● **Stored entries**

::::::::::

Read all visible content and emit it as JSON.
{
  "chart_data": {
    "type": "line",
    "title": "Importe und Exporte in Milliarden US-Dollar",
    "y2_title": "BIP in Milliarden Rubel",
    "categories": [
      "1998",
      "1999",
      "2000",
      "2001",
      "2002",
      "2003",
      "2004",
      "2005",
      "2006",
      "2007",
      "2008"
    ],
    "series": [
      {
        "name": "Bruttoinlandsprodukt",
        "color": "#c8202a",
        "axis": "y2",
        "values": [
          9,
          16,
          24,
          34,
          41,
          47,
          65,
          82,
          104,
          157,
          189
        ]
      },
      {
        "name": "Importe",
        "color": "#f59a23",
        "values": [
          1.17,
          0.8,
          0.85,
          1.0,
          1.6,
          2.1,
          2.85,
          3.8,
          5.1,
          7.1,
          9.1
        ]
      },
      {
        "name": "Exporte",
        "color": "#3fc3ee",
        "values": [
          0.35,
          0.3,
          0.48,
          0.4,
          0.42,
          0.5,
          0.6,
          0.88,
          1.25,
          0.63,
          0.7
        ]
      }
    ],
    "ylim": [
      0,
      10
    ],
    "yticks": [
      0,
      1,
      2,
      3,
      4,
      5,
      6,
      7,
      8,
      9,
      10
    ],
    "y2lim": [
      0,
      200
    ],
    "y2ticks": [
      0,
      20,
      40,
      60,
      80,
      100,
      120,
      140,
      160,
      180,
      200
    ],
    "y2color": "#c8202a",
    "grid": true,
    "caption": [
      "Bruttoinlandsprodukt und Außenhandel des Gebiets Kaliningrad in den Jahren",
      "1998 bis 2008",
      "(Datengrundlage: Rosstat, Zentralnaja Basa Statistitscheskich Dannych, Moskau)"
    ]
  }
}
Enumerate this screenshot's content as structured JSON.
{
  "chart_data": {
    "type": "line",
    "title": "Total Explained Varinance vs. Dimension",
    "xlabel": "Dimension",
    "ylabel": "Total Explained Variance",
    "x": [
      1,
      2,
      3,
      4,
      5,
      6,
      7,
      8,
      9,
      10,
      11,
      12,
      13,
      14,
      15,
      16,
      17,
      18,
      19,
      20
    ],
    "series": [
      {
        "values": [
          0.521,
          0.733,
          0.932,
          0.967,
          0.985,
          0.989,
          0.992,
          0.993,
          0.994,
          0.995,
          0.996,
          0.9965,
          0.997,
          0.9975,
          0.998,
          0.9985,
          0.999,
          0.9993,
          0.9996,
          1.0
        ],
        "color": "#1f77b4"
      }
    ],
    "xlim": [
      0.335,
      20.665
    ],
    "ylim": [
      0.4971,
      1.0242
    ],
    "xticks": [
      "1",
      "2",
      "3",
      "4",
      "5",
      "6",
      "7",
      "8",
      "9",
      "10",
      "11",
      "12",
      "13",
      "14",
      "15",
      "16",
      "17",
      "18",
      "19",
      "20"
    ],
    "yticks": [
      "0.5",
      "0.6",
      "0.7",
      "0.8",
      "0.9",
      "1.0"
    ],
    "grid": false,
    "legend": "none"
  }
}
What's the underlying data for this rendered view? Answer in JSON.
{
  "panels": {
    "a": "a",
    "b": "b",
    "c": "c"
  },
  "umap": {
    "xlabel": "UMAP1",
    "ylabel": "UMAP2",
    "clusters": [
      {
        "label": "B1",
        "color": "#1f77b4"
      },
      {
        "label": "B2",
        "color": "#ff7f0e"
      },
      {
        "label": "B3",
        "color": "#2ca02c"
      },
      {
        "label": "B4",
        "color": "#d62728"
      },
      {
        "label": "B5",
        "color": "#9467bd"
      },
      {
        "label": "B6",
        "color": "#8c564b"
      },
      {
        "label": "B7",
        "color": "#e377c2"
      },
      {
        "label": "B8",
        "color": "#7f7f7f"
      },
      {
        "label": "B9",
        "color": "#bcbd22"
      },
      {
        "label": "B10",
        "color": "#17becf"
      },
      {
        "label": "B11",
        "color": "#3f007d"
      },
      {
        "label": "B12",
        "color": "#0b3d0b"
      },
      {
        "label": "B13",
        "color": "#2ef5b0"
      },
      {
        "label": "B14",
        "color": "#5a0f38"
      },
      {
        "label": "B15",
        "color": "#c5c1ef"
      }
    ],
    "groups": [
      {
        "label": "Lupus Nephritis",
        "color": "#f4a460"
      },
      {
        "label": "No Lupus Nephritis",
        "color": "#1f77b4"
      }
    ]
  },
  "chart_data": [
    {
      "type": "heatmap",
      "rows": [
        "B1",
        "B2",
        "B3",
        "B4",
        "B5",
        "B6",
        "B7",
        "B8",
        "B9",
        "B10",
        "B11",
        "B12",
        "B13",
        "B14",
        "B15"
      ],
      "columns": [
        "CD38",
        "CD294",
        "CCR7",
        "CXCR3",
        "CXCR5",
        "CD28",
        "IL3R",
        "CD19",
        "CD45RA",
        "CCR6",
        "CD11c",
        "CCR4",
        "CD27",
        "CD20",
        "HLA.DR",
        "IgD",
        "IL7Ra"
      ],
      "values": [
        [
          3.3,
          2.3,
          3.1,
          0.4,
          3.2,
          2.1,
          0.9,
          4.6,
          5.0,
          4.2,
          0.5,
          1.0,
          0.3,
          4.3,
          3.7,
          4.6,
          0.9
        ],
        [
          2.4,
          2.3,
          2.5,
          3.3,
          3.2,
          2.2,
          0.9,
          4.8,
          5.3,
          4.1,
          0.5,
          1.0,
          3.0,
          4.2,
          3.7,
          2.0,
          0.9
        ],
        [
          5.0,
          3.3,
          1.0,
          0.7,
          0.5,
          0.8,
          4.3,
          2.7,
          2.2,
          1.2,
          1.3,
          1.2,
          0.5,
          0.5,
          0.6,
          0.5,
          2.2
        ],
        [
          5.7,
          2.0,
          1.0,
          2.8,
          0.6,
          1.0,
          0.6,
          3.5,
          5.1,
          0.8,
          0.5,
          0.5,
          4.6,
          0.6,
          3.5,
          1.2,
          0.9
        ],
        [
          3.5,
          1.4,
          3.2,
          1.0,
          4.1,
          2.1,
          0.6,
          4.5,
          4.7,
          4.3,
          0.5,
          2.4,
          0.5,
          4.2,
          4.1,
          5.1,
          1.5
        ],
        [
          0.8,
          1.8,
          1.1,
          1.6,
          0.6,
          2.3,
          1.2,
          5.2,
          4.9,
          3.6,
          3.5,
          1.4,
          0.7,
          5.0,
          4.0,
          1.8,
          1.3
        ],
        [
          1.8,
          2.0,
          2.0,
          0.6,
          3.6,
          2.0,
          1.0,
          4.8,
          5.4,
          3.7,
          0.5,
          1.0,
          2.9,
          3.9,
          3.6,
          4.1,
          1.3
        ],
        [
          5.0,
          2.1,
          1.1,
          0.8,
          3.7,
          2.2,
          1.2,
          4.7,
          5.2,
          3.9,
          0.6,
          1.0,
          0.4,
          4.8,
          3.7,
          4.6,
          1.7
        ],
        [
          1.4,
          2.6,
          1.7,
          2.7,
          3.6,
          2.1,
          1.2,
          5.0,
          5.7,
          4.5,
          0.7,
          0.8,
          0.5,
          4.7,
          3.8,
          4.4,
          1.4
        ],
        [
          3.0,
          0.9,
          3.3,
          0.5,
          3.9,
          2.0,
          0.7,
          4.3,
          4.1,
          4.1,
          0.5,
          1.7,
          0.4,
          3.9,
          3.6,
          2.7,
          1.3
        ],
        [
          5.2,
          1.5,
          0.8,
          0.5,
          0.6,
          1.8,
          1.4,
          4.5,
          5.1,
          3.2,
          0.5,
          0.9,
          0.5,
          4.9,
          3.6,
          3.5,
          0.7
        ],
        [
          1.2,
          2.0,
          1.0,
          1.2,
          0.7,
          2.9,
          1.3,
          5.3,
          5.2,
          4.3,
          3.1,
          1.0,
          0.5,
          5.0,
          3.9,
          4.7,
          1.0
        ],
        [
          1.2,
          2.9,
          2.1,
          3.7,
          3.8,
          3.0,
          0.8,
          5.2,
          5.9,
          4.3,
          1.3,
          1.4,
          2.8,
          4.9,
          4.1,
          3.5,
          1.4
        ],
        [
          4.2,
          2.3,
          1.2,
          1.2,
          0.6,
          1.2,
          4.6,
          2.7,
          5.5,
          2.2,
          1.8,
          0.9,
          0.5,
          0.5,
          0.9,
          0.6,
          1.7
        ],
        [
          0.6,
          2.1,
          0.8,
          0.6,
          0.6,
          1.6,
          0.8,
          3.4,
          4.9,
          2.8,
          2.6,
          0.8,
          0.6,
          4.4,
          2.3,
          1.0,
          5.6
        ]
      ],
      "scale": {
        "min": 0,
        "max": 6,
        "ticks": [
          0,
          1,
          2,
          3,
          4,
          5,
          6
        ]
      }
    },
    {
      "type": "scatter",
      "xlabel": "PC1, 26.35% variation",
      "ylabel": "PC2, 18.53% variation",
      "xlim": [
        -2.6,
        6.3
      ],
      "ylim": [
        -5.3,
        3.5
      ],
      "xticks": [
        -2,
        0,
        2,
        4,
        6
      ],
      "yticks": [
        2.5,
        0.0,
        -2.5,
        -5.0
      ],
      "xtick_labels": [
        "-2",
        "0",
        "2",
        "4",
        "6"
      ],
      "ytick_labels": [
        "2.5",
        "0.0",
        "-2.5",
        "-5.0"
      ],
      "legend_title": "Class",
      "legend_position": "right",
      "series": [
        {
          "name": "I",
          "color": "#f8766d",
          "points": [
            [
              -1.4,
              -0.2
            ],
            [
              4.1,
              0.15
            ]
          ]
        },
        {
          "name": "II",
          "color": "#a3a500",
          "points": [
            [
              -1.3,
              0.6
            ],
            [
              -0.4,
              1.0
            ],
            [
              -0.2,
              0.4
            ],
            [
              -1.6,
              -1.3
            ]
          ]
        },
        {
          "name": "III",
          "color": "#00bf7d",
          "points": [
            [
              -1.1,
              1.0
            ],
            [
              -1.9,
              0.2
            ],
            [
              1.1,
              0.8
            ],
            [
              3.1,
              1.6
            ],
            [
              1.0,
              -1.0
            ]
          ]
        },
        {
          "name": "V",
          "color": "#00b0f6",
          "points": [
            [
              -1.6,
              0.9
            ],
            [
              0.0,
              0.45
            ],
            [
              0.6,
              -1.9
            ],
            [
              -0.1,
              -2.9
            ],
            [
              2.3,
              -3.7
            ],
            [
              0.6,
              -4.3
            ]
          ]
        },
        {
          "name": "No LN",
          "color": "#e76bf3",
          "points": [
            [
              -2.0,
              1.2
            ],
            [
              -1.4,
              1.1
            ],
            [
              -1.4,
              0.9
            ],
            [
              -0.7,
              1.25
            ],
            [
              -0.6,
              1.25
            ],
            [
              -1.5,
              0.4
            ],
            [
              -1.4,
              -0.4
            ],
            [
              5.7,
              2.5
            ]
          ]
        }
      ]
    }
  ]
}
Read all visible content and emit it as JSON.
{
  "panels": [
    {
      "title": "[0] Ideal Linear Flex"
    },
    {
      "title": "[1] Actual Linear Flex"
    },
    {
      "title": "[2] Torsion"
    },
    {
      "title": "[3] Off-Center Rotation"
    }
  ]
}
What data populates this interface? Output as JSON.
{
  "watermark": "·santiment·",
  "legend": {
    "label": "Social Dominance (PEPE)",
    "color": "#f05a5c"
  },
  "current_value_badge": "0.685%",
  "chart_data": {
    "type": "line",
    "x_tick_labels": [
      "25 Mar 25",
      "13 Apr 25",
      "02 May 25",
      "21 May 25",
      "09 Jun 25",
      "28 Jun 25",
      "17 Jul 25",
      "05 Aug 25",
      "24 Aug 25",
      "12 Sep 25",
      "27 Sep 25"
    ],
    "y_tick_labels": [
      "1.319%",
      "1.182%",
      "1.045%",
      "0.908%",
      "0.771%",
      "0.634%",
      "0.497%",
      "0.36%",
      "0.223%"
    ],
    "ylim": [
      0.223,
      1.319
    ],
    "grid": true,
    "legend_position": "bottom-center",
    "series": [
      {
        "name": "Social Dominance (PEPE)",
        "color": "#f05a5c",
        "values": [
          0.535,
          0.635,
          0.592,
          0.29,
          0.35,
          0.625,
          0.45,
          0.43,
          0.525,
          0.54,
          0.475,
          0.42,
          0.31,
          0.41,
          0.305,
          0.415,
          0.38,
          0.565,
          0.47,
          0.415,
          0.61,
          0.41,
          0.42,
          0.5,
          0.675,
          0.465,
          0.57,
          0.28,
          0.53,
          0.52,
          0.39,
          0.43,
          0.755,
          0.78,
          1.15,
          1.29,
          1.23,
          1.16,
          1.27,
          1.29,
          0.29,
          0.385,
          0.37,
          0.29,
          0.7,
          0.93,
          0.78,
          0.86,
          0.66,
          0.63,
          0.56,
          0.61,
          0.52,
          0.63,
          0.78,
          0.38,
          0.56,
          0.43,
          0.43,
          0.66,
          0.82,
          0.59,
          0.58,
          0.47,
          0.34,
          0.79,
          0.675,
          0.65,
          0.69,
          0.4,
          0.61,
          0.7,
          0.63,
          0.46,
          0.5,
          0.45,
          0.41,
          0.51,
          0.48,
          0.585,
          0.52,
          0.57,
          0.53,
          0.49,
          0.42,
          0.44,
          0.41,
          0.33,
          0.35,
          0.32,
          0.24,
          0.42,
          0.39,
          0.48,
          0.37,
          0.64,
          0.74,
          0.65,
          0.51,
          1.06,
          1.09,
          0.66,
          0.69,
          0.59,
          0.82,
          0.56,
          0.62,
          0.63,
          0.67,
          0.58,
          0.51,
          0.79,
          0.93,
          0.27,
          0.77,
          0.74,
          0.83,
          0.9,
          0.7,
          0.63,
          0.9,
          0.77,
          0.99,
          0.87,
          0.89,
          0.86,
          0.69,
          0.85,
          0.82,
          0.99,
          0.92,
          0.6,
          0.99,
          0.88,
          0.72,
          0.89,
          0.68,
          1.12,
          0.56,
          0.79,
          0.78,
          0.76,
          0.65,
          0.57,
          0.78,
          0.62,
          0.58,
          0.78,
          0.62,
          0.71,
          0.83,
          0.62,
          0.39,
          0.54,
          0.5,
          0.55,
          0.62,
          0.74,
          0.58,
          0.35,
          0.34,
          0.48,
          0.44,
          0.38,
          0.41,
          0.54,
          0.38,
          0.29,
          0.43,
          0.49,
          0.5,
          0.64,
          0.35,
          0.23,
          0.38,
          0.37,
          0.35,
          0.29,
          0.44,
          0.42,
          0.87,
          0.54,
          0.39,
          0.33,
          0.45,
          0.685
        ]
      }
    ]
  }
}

::::::::::

● **REQUIREMENTS**
Pick out every line with the string "JSON" and copy it.

● **WRITTEN ANSWER**
Read all visible content and emit it as JSON.
Enumerate this screenshot's content as structured JSON.
What's the underlying data for this rendered view? Answer in JSON.
Read all visible content and emit it as JSON.
What data populates this interface? Output as JSON.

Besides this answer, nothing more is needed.